> [OBJECTIVE]:
Identify each line below that contains the word "사무실에", and copy it out.

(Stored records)
-- Begin --
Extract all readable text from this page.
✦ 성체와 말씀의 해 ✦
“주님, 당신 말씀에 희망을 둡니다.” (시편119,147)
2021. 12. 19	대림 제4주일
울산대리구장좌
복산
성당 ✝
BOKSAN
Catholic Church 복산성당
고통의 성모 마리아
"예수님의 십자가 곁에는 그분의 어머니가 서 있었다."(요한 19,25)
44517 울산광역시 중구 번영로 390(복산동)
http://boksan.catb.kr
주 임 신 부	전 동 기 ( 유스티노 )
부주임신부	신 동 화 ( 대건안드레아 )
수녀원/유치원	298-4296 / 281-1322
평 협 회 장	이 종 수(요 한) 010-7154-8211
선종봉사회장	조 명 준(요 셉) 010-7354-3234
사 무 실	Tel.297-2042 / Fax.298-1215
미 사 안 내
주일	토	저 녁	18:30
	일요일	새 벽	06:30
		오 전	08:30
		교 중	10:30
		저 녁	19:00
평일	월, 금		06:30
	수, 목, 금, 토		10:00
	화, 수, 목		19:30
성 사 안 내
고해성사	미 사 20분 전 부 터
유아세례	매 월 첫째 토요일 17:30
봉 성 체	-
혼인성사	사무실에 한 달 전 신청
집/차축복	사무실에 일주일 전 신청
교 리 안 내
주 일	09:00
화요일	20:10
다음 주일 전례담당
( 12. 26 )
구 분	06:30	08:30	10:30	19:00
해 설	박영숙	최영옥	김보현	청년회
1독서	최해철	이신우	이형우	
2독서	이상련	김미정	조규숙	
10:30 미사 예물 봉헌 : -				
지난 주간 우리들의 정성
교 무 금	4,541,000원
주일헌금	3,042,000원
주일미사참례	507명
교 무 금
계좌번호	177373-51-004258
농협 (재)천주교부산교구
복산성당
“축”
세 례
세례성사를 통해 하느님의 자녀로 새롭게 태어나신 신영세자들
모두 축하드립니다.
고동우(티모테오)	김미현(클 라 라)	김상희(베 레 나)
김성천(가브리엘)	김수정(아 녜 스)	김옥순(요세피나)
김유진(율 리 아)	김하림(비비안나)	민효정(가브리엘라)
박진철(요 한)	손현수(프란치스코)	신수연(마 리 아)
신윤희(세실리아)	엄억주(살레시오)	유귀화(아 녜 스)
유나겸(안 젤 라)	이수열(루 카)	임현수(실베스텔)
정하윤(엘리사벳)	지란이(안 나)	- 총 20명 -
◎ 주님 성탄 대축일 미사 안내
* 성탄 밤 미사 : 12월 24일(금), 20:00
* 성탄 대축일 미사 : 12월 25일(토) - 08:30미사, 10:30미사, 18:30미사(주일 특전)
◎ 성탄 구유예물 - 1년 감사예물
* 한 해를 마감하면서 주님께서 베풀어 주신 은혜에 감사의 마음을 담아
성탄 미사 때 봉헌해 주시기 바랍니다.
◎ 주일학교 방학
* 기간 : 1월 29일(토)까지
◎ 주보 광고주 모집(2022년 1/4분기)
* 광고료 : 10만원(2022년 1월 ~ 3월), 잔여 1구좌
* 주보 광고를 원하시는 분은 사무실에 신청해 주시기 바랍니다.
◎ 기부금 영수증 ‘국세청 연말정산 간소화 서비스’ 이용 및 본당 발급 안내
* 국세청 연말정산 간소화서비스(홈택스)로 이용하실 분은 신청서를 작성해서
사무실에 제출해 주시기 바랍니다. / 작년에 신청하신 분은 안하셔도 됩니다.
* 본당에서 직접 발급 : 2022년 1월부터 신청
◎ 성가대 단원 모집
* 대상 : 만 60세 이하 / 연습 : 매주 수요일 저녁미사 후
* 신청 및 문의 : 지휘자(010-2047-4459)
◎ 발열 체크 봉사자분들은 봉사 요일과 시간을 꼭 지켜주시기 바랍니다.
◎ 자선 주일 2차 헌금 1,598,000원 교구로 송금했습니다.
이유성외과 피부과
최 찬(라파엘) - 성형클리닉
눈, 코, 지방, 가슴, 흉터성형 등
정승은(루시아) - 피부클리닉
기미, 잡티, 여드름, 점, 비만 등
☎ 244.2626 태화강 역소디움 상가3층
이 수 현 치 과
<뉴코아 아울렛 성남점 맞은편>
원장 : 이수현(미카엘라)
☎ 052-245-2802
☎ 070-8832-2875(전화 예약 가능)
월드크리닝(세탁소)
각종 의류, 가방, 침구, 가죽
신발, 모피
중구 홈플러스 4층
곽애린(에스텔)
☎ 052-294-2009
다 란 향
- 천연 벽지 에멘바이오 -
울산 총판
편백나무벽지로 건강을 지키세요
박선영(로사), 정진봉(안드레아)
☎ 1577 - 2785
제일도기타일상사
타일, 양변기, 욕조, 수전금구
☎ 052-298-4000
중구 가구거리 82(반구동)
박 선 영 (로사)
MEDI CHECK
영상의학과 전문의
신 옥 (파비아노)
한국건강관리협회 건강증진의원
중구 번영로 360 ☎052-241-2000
-- End --
> [WRITTEN RESPONSE]:
혼인성사	사무실에 한 달 전 신청
집/차축복	사무실에 일주일 전 신청
* 주보 광고를 원하시는 분은 사무실에 신청해 주시기 바랍니다.
사무실에 제출해 주시기 바랍니다. / 작년에 신청하신 분은 안하셔도 됩니다.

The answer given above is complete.